* Begin Record list *
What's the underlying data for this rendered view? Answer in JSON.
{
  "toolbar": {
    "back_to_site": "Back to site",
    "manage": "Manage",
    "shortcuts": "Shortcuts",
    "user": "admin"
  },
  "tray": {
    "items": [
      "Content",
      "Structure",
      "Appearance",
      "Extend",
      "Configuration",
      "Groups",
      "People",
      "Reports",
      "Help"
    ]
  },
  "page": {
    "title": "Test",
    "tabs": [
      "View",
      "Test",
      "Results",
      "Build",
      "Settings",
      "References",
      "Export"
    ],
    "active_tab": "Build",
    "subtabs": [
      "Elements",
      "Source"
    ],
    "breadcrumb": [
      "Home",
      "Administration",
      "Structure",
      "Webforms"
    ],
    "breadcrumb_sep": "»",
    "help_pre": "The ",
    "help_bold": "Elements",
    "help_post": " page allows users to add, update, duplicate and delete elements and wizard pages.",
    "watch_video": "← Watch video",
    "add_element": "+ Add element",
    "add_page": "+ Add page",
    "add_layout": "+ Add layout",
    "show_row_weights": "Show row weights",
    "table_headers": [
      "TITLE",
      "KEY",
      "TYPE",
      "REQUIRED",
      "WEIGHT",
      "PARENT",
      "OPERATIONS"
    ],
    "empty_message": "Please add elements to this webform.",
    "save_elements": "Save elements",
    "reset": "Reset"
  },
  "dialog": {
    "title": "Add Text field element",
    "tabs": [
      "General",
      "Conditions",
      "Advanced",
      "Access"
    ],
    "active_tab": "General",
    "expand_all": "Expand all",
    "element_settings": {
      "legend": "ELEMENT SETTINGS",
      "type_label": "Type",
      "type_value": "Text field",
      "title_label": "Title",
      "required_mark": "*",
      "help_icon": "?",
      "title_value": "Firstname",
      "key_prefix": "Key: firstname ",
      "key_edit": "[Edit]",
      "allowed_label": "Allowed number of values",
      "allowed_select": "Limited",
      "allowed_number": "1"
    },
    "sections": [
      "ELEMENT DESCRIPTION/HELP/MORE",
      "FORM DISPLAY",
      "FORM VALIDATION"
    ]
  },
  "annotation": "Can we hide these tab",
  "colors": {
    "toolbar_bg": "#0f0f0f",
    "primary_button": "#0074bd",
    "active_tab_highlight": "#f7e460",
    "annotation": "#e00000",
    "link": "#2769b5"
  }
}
* End Record list *
* Begin Record list *
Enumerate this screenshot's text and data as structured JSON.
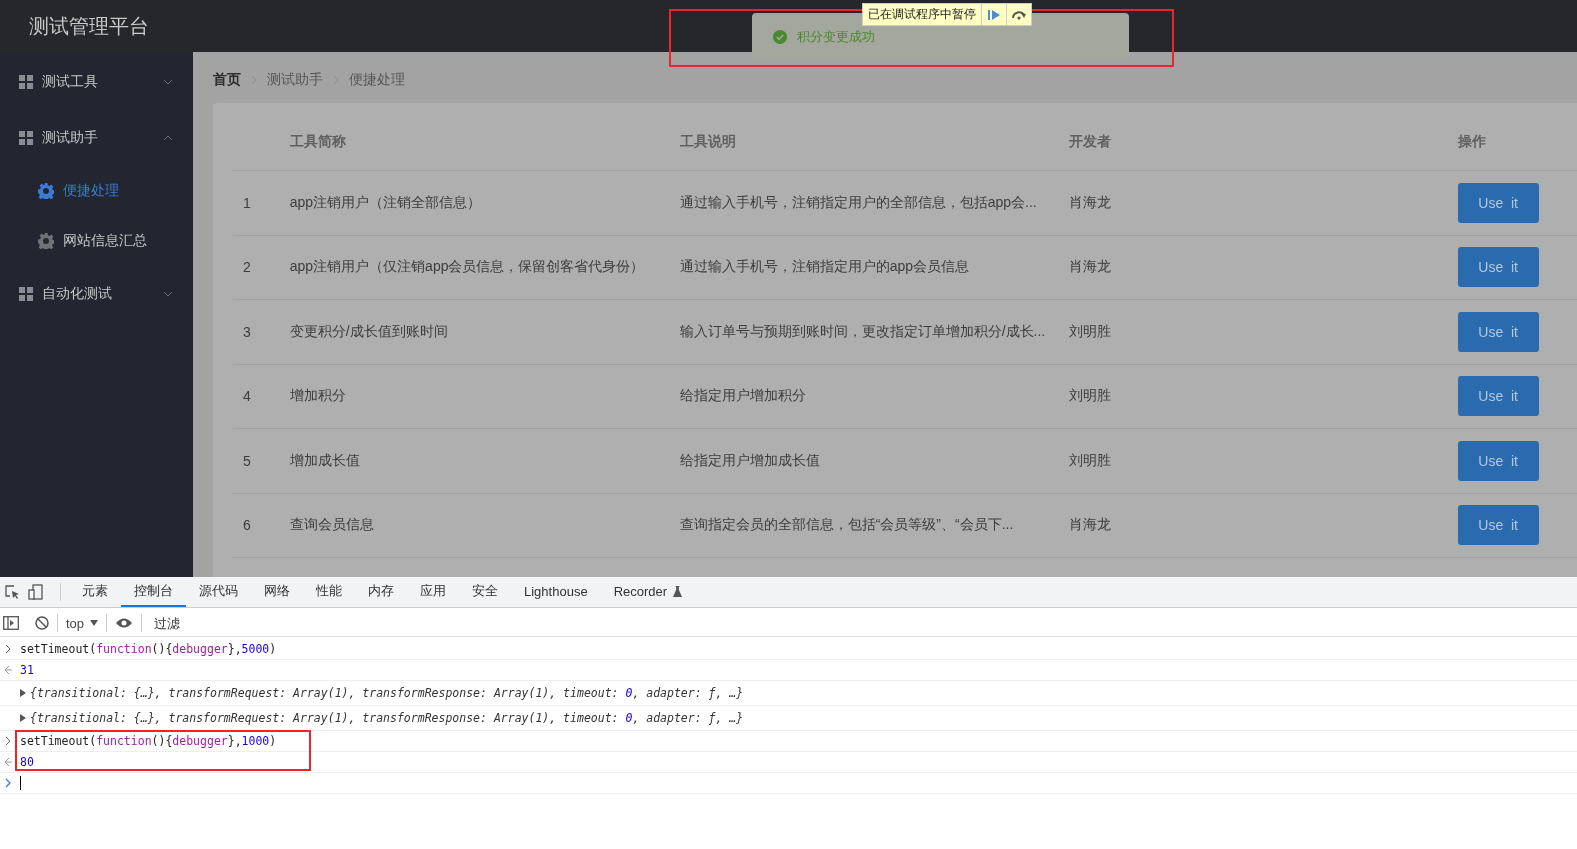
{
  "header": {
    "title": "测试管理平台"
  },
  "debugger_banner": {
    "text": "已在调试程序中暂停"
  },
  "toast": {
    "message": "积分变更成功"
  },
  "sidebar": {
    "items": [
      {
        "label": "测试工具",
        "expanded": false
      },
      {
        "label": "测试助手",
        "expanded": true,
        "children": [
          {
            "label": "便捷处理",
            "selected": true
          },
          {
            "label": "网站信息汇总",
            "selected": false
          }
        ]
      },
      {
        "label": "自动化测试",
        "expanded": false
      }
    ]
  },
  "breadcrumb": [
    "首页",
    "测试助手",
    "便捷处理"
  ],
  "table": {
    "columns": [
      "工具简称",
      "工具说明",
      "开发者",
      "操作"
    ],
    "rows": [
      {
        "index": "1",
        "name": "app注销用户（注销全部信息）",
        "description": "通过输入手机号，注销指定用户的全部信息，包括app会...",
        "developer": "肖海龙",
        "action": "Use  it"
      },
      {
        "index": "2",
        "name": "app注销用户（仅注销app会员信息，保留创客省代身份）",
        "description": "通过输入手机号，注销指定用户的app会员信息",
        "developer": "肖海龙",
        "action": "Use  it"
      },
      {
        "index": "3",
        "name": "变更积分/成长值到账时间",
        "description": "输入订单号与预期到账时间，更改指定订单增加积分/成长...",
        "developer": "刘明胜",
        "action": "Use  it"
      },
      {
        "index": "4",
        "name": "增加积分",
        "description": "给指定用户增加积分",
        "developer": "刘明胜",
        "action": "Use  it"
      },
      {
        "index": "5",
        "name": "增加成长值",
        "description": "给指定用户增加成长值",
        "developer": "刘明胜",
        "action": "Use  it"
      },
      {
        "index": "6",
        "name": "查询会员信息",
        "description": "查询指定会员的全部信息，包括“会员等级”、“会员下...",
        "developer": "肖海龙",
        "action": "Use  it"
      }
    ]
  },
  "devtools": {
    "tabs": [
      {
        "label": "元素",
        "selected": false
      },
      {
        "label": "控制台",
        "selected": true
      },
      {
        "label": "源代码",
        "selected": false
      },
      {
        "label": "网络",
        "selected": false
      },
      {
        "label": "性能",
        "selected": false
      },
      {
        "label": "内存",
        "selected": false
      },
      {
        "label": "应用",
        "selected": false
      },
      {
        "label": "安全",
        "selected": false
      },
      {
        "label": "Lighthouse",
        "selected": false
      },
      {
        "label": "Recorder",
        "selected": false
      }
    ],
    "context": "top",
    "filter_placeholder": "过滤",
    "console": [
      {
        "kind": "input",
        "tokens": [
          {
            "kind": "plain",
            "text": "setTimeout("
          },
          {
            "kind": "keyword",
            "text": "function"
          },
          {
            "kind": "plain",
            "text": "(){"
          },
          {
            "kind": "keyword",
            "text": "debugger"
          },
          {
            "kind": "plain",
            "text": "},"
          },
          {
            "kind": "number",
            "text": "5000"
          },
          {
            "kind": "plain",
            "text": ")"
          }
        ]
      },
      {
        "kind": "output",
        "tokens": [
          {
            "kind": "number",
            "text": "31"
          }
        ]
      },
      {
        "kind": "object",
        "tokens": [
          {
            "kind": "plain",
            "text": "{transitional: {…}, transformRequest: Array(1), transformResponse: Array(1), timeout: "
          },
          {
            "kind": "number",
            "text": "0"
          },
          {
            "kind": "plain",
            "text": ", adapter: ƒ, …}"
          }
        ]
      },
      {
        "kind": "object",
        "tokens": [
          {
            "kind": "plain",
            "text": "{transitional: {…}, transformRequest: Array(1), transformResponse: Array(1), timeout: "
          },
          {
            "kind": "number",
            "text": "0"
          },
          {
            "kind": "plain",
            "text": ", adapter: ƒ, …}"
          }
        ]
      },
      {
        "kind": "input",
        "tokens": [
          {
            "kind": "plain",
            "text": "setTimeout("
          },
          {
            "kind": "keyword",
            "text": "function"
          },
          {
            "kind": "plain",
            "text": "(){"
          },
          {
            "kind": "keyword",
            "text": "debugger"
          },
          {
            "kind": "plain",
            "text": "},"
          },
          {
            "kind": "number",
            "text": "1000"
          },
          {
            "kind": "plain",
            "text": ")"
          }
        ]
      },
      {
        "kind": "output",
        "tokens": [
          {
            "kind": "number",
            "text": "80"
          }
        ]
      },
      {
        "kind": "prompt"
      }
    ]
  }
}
* End Record list *
* Begin Record list *
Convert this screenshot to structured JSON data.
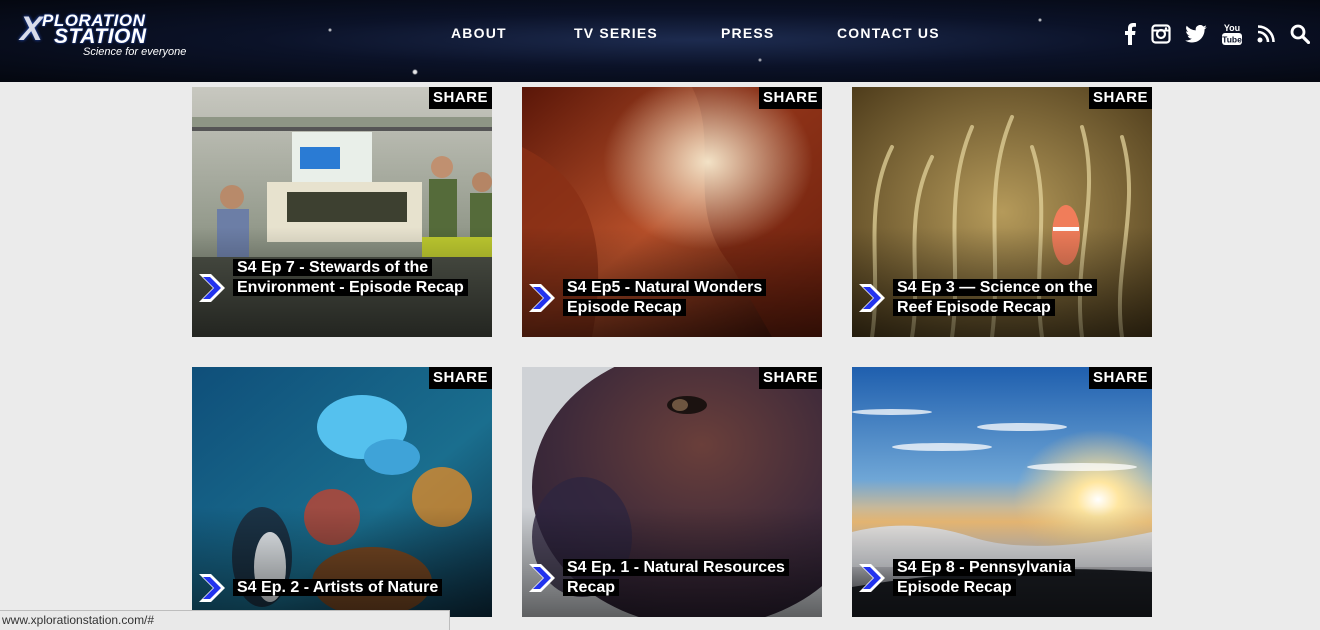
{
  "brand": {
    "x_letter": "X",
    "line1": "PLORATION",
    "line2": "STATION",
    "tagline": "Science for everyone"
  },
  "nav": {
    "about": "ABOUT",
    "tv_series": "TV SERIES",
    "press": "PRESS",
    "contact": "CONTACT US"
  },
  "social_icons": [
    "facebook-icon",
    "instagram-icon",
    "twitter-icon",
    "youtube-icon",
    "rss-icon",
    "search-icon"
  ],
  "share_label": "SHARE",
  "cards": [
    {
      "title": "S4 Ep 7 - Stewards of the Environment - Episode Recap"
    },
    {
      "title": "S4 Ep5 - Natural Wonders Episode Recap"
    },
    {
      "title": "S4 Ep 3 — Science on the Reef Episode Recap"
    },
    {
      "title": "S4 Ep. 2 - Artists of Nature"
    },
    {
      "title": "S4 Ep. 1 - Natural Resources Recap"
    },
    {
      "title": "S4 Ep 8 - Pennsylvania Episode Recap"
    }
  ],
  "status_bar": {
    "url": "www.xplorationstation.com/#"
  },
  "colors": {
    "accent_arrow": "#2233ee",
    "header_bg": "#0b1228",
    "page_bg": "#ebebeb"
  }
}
* End Record list *
» Exercise details
Copy every line in the listing above where the string "data" turns up.

» Answer below
What's the underlying data for this rendered view? Answer in JSON.
Enumerate this screenshot's text and data as structured JSON.
Convert this screenshot to structured JSON data.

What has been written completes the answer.